Please copy out everything from the start of the records down through the line containing "candle-body: [777, 207, 780, 213]", reproducing each line character for character.

[Data to process]
◆ ◆ ◆ ◆ ◆ ◆ ◆

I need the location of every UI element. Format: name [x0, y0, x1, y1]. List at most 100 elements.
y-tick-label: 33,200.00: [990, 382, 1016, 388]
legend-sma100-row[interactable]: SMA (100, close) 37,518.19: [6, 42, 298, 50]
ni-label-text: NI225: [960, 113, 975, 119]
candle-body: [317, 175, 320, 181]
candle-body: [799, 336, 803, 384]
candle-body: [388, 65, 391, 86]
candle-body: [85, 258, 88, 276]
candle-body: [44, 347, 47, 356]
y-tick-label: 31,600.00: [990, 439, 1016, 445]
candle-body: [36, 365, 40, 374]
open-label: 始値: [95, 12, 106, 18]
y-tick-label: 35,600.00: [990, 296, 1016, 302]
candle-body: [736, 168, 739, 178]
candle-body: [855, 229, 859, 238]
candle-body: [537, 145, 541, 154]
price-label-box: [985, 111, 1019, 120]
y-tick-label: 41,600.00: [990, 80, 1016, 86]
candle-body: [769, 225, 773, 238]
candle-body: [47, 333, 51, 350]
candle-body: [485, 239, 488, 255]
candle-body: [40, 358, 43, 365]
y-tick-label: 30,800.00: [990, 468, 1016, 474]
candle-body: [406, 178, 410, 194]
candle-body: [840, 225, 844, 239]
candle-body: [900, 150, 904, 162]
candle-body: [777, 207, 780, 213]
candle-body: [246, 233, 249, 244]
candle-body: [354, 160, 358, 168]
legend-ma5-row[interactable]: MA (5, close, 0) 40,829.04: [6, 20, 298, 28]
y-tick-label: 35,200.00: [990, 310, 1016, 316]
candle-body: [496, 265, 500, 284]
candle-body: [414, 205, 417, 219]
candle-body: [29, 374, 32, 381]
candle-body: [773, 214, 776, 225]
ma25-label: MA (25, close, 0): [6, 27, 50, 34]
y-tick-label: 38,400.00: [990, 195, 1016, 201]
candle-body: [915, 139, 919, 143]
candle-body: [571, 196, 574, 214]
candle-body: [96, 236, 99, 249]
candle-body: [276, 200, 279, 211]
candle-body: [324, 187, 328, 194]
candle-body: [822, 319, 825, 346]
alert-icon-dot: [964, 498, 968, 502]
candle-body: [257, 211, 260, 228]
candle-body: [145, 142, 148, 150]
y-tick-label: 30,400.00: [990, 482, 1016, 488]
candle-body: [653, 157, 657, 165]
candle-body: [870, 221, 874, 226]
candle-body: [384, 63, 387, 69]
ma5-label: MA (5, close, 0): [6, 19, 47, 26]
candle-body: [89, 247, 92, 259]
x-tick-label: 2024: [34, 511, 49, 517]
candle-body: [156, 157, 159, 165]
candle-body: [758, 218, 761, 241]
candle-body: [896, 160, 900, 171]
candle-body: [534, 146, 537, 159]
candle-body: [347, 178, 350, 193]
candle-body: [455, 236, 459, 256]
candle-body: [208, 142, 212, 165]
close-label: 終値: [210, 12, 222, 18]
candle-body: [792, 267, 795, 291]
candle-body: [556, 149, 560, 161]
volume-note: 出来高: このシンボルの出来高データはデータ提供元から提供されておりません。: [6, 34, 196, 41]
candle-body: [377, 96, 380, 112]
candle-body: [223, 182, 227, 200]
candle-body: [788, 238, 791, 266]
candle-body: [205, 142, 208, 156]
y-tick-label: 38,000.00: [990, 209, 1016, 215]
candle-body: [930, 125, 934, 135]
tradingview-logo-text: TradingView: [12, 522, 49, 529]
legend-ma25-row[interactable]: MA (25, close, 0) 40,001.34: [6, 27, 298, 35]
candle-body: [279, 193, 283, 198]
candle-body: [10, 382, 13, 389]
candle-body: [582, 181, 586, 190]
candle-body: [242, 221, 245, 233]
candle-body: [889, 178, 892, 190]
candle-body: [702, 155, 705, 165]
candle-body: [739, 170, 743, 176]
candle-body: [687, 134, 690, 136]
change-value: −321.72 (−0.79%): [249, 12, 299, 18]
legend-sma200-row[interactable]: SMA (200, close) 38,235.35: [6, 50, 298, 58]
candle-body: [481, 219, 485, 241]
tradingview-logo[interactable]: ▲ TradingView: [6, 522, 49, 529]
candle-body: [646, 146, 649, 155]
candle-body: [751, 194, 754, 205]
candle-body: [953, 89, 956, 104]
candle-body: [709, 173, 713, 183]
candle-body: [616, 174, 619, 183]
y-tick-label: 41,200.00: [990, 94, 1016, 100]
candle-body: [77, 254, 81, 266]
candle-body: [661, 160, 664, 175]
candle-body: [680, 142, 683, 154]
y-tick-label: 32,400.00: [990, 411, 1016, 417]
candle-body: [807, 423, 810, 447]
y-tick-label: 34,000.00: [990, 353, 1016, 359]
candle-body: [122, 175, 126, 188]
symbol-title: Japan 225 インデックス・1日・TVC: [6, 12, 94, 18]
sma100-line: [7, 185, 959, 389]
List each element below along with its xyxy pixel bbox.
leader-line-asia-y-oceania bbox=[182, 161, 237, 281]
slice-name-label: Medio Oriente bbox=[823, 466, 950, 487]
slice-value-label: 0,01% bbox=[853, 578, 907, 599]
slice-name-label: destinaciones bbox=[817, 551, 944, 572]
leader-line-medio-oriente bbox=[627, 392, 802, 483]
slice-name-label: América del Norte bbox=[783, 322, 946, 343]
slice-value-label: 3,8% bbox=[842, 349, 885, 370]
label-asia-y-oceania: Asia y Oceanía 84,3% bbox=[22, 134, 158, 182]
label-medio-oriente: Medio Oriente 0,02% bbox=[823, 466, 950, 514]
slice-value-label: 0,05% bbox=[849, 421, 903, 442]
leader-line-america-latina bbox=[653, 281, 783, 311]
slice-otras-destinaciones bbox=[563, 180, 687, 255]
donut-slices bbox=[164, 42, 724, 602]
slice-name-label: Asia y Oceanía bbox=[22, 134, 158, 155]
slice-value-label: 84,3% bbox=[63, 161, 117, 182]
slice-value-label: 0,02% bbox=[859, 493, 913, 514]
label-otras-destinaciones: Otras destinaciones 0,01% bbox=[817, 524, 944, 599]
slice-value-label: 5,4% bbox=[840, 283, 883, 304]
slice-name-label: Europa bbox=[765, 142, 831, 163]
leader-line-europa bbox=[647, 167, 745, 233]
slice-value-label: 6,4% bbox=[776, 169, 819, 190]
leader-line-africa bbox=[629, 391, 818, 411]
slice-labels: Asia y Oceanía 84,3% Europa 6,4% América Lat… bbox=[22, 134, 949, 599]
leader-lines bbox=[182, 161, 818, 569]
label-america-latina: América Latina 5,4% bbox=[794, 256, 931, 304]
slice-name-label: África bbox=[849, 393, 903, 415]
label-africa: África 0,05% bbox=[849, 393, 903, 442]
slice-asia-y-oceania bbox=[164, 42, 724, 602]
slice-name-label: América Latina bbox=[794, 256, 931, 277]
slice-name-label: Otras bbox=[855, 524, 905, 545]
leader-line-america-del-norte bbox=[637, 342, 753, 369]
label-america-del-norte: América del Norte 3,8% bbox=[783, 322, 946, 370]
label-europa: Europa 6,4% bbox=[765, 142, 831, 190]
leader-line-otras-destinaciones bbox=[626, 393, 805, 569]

◆ ◆ ◆ ◆ ◆ ◆ ◆

[Result of the exercise]
I need the location of every UI element. Format: name [x0, y0, x1, y1]. List at most 100 elements.
y-tick-label: 33,200.00: [990, 382, 1016, 388]
legend-sma100-row[interactable]: SMA (100, close) 37,518.19: [6, 42, 298, 50]
ni-label-text: NI225: [960, 113, 975, 119]
candle-body: [317, 175, 320, 181]
candle-body: [799, 336, 803, 384]
candle-body: [388, 65, 391, 86]
candle-body: [85, 258, 88, 276]
candle-body: [44, 347, 47, 356]
y-tick-label: 31,600.00: [990, 439, 1016, 445]
candle-body: [36, 365, 40, 374]
open-label: 始値: [95, 12, 106, 18]
y-tick-label: 35,600.00: [990, 296, 1016, 302]
candle-body: [736, 168, 739, 178]
candle-body: [855, 229, 859, 238]
candle-body: [537, 145, 541, 154]
price-label-box: [985, 111, 1019, 120]
y-tick-label: 41,600.00: [990, 80, 1016, 86]
candle-body: [769, 225, 773, 238]
candle-body: [47, 333, 51, 350]
candle-body: [485, 239, 488, 255]
candle-body: [40, 358, 43, 365]
y-tick-label: 30,800.00: [990, 468, 1016, 474]
candle-body: [406, 178, 410, 194]
candle-body: [840, 225, 844, 239]
candle-body: [900, 150, 904, 162]
candle-body: [777, 207, 780, 213]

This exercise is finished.